§ THE REQUEST: Extract every line of the material below and reproduce each one verbatim, keeping the original order.

(Data items)
════════════════════
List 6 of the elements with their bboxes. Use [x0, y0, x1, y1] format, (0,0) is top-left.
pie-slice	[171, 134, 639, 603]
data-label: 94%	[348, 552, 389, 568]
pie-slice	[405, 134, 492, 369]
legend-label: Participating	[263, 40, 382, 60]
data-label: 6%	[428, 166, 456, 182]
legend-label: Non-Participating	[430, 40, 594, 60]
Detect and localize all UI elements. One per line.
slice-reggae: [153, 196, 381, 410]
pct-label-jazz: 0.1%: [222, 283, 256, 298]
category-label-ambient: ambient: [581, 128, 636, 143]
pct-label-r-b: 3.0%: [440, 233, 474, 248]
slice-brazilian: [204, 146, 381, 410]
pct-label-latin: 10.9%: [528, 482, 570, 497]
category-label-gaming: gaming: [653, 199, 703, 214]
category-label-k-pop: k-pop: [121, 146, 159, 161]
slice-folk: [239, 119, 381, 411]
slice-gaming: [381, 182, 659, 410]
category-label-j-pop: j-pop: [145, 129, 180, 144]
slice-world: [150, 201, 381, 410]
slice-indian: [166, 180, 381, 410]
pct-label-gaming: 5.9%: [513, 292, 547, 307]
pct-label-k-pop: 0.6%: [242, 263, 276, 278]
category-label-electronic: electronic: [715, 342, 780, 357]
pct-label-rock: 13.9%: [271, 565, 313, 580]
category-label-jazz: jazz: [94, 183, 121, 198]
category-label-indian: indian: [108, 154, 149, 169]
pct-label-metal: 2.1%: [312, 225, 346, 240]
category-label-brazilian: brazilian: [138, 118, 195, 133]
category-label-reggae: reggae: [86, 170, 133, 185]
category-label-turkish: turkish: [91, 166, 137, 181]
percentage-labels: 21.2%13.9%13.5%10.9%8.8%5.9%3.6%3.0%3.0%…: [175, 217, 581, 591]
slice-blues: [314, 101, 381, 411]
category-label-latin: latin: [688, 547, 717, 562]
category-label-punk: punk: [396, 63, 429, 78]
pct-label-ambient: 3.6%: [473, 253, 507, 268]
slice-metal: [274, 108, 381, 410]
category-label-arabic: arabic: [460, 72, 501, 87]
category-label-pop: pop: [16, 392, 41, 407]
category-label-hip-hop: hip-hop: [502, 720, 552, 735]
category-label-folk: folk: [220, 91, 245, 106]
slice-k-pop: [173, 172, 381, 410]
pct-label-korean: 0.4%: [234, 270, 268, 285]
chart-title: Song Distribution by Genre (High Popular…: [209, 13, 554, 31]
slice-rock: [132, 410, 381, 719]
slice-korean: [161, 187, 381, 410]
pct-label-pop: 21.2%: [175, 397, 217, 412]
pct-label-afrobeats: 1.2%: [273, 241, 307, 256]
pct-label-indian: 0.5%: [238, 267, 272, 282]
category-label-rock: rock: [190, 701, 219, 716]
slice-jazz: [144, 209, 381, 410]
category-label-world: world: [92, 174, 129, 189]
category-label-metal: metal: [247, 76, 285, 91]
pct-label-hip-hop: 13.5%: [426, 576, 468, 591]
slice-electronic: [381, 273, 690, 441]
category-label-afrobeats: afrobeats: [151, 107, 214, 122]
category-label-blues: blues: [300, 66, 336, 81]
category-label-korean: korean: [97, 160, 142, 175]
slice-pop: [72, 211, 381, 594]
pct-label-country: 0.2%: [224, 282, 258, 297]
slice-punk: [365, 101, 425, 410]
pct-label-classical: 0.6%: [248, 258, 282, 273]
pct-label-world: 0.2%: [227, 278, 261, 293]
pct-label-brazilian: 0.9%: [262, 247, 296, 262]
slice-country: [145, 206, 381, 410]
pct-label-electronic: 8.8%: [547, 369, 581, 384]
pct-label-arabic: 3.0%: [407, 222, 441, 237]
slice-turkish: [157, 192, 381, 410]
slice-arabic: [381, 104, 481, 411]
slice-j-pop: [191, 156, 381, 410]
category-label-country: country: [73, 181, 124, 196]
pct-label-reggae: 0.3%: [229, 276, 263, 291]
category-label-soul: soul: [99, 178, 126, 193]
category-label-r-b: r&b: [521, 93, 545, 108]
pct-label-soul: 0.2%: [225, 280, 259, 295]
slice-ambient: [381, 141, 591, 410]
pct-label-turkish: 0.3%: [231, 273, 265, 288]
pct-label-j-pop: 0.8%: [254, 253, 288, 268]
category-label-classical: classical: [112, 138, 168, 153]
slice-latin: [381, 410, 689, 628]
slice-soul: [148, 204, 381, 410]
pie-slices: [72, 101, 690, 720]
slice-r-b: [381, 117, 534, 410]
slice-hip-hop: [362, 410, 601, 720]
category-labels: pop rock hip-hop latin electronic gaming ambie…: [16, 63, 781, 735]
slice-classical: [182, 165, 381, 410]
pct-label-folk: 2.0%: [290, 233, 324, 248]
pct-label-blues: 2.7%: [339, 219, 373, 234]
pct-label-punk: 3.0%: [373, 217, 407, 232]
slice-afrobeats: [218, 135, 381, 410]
════════════════════
§ OUTPUT:
List 6 of the elements with their bboxes. Use [x0, y0, x1, y1] format, (0,0) is top-left.
pie-slice	[171, 134, 639, 603]
data-label: 94%	[348, 552, 389, 568]
pie-slice	[405, 134, 492, 369]
legend-label: Participating	[263, 40, 382, 60]
data-label: 6%	[428, 166, 456, 182]
legend-label: Non-Participating	[430, 40, 594, 60]
Detect and localize all UI elements. One per line.
slice-reggae: [153, 196, 381, 410]
pct-label-jazz: 0.1%: [222, 283, 256, 298]
category-label-ambient: ambient: [581, 128, 636, 143]
pct-label-r-b: 3.0%: [440, 233, 474, 248]
slice-brazilian: [204, 146, 381, 410]
pct-label-latin: 10.9%: [528, 482, 570, 497]
category-label-gaming: gaming: [653, 199, 703, 214]
category-label-k-pop: k-pop: [121, 146, 159, 161]
slice-folk: [239, 119, 381, 411]
slice-gaming: [381, 182, 659, 410]
category-label-j-pop: j-pop: [145, 129, 180, 144]
slice-world: [150, 201, 381, 410]
slice-indian: [166, 180, 381, 410]
pct-label-gaming: 5.9%: [513, 292, 547, 307]
pct-label-k-pop: 0.6%: [242, 263, 276, 278]
category-label-electronic: electronic: [715, 342, 780, 357]
pct-label-rock: 13.9%: [271, 565, 313, 580]
category-label-jazz: jazz: [94, 183, 121, 198]
category-label-indian: indian: [108, 154, 149, 169]
pct-label-metal: 2.1%: [312, 225, 346, 240]
category-label-brazilian: brazilian: [138, 118, 195, 133]
category-label-reggae: reggae: [86, 170, 133, 185]
category-label-turkish: turkish: [91, 166, 137, 181]
percentage-labels: 21.2%13.9%13.5%10.9%8.8%5.9%3.6%3.0%3.0%…: [175, 217, 581, 591]
slice-blues: [314, 101, 381, 411]
category-label-latin: latin: [688, 547, 717, 562]
category-label-punk: punk: [396, 63, 429, 78]
pct-label-ambient: 3.6%: [473, 253, 507, 268]
slice-metal: [274, 108, 381, 410]
category-label-arabic: arabic: [460, 72, 501, 87]
category-label-pop: pop: [16, 392, 41, 407]
category-label-hip-hop: hip-hop: [502, 720, 552, 735]
category-label-folk: folk: [220, 91, 245, 106]
slice-k-pop: [173, 172, 381, 410]
pct-label-korean: 0.4%: [234, 270, 268, 285]
chart-title: Song Distribution by Genre (High Popular…: [209, 13, 554, 31]
slice-rock: [132, 410, 381, 719]
slice-korean: [161, 187, 381, 410]
pct-label-pop: 21.2%: [175, 397, 217, 412]
pct-label-afrobeats: 1.2%: [273, 241, 307, 256]
pct-label-indian: 0.5%: [238, 267, 272, 282]
category-label-rock: rock: [190, 701, 219, 716]
slice-jazz: [144, 209, 381, 410]
category-label-world: world: [92, 174, 129, 189]
category-label-metal: metal: [247, 76, 285, 91]
pct-label-hip-hop: 13.5%: [426, 576, 468, 591]
slice-electronic: [381, 273, 690, 441]
category-label-afrobeats: afrobeats: [151, 107, 214, 122]
category-label-blues: blues: [300, 66, 336, 81]
category-label-korean: korean: [97, 160, 142, 175]
slice-pop: [72, 211, 381, 594]
pct-label-country: 0.2%: [224, 282, 258, 297]
slice-punk: [365, 101, 425, 410]
pct-label-classical: 0.6%: [248, 258, 282, 273]
pct-label-world: 0.2%: [227, 278, 261, 293]
pct-label-brazilian: 0.9%: [262, 247, 296, 262]
slice-country: [145, 206, 381, 410]
pct-label-electronic: 8.8%: [547, 369, 581, 384]
pct-label-arabic: 3.0%: [407, 222, 441, 237]
slice-turkish: [157, 192, 381, 410]
slice-arabic: [381, 104, 481, 411]
slice-j-pop: [191, 156, 381, 410]
category-label-country: country: [73, 181, 124, 196]
pct-label-reggae: 0.3%: [229, 276, 263, 291]
category-label-soul: soul: [99, 178, 126, 193]
category-label-r-b: r&b: [521, 93, 545, 108]
pct-label-soul: 0.2%: [225, 280, 259, 295]
slice-ambient: [381, 141, 591, 410]
pct-label-turkish: 0.3%: [231, 273, 265, 288]
pct-label-j-pop: 0.8%: [254, 253, 288, 268]
category-label-classical: classical: [112, 138, 168, 153]
slice-latin: [381, 410, 689, 628]
slice-soul: [148, 204, 381, 410]
pie-slices: [72, 101, 690, 720]
slice-r-b: [381, 117, 534, 410]
slice-hip-hop: [362, 410, 601, 720]
category-labels: pop rock hip-hop latin electronic gaming ambie…: [16, 63, 781, 735]
slice-classical: [182, 165, 381, 410]
pct-label-folk: 2.0%: [290, 233, 324, 248]
pct-label-blues: 2.7%: [339, 219, 373, 234]
pct-label-punk: 3.0%: [373, 217, 407, 232]
slice-afrobeats: [218, 135, 381, 410]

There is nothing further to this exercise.